Your task is to output the entries below word for word.

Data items
_ _ _ _

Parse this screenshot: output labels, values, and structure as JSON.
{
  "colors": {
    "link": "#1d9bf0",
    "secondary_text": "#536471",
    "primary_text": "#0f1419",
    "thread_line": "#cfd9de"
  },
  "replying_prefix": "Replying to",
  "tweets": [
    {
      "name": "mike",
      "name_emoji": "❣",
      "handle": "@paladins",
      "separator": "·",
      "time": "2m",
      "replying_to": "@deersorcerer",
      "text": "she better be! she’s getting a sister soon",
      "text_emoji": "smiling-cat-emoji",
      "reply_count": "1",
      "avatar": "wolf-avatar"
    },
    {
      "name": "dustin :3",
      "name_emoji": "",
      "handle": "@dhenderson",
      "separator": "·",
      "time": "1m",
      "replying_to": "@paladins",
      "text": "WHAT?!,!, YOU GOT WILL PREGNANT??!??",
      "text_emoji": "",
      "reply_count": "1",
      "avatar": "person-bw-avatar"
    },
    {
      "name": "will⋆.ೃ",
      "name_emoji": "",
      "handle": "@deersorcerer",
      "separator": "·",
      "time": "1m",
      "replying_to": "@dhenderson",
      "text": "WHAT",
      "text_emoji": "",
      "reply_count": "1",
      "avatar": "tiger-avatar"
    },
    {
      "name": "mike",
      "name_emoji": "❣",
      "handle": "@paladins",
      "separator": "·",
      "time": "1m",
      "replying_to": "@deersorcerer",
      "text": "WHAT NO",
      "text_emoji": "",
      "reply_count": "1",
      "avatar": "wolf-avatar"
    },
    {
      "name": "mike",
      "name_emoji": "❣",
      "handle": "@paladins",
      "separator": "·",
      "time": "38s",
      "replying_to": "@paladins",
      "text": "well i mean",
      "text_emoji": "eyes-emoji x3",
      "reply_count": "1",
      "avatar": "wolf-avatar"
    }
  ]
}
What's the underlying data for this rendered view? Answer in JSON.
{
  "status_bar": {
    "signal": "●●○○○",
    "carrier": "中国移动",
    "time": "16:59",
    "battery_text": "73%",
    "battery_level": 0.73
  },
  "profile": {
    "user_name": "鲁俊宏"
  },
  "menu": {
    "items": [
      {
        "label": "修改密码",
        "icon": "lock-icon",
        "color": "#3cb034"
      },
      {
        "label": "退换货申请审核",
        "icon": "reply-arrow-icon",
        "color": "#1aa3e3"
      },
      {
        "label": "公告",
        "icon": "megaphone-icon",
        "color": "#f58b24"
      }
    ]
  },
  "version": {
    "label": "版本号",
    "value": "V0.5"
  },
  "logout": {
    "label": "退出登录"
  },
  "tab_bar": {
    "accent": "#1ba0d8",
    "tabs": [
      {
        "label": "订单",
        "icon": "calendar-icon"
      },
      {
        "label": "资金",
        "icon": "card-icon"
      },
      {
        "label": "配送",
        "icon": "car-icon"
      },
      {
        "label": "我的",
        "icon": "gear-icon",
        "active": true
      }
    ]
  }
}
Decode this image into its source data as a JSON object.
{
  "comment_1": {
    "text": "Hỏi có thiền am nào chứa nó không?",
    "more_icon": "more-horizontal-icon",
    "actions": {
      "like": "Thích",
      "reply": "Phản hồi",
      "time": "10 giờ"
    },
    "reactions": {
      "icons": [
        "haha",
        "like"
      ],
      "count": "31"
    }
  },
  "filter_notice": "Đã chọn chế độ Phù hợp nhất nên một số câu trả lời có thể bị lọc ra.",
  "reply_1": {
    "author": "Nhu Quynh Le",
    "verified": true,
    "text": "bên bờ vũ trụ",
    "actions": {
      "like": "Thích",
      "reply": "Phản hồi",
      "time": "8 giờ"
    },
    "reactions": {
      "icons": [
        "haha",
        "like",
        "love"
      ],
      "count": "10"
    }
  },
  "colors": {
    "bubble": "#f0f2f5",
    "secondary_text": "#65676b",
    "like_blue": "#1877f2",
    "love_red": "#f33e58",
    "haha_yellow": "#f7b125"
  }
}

_ _ _ _

RESPONSE TO THIS EXERCISE:
Parse this screenshot: output labels, values, and structure as JSON.
{
  "colors": {
    "link": "#1d9bf0",
    "secondary_text": "#536471",
    "primary_text": "#0f1419",
    "thread_line": "#cfd9de"
  },
  "replying_prefix": "Replying to",
  "tweets": [
    {
      "name": "mike",
      "name_emoji": "❣",
      "handle": "@paladins",
      "separator": "·",
      "time": "2m",
      "replying_to": "@deersorcerer",
      "text": "she better be! she’s getting a sister soon",
      "text_emoji": "smiling-cat-emoji",
      "reply_count": "1",
      "avatar": "wolf-avatar"
    },
    {
      "name": "dustin :3",
      "name_emoji": "",
      "handle": "@dhenderson",
      "separator": "·",
      "time": "1m",
      "replying_to": "@paladins",
      "text": "WHAT?!,!, YOU GOT WILL PREGNANT??!??",
      "text_emoji": "",
      "reply_count": "1",
      "avatar": "person-bw-avatar"
    },
    {
      "name": "will⋆.ೃ",
      "name_emoji": "",
      "handle": "@deersorcerer",
      "separator": "·",
      "time": "1m",
      "replying_to": "@dhenderson",
      "text": "WHAT",
      "text_emoji": "",
      "reply_count": "1",
      "avatar": "tiger-avatar"
    },
    {
      "name": "mike",
      "name_emoji": "❣",
      "handle": "@paladins",
      "separator": "·",
      "time": "1m",
      "replying_to": "@deersorcerer",
      "text": "WHAT NO",
      "text_emoji": "",
      "reply_count": "1",
      "avatar": "wolf-avatar"
    },
    {
      "name": "mike",
      "name_emoji": "❣",
      "handle": "@paladins",
      "separator": "·",
      "time": "38s",
      "replying_to": "@paladins",
      "text": "well i mean",
      "text_emoji": "eyes-emoji x3",
      "reply_count": "1",
      "avatar": "wolf-avatar"
    }
  ]
}
What's the underlying data for this rendered view? Answer in JSON.
{
  "status_bar": {
    "signal": "●●○○○",
    "carrier": "中国移动",
    "time": "16:59",
    "battery_text": "73%",
    "battery_level": 0.73
  },
  "profile": {
    "user_name": "鲁俊宏"
  },
  "menu": {
    "items": [
      {
        "label": "修改密码",
        "icon": "lock-icon",
        "color": "#3cb034"
      },
      {
        "label": "退换货申请审核",
        "icon": "reply-arrow-icon",
        "color": "#1aa3e3"
      },
      {
        "label": "公告",
        "icon": "megaphone-icon",
        "color": "#f58b24"
      }
    ]
  },
  "version": {
    "label": "版本号",
    "value": "V0.5"
  },
  "logout": {
    "label": "退出登录"
  },
  "tab_bar": {
    "accent": "#1ba0d8",
    "tabs": [
      {
        "label": "订单",
        "icon": "calendar-icon"
      },
      {
        "label": "资金",
        "icon": "card-icon"
      },
      {
        "label": "配送",
        "icon": "car-icon"
      },
      {
        "label": "我的",
        "icon": "gear-icon",
        "active": true
      }
    ]
  }
}
Decode this image into its source data as a JSON object.
{
  "comment_1": {
    "text": "Hỏi có thiền am nào chứa nó không?",
    "more_icon": "more-horizontal-icon",
    "actions": {
      "like": "Thích",
      "reply": "Phản hồi",
      "time": "10 giờ"
    },
    "reactions": {
      "icons": [
        "haha",
        "like"
      ],
      "count": "31"
    }
  },
  "filter_notice": "Đã chọn chế độ Phù hợp nhất nên một số câu trả lời có thể bị lọc ra.",
  "reply_1": {
    "author": "Nhu Quynh Le",
    "verified": true,
    "text": "bên bờ vũ trụ",
    "actions": {
      "like": "Thích",
      "reply": "Phản hồi",
      "time": "8 giờ"
    },
    "reactions": {
      "icons": [
        "haha",
        "like",
        "love"
      ],
      "count": "10"
    }
  },
  "colors": {
    "bubble": "#f0f2f5",
    "secondary_text": "#65676b",
    "like_blue": "#1877f2",
    "love_red": "#f33e58",
    "haha_yellow": "#f7b125"
  }
}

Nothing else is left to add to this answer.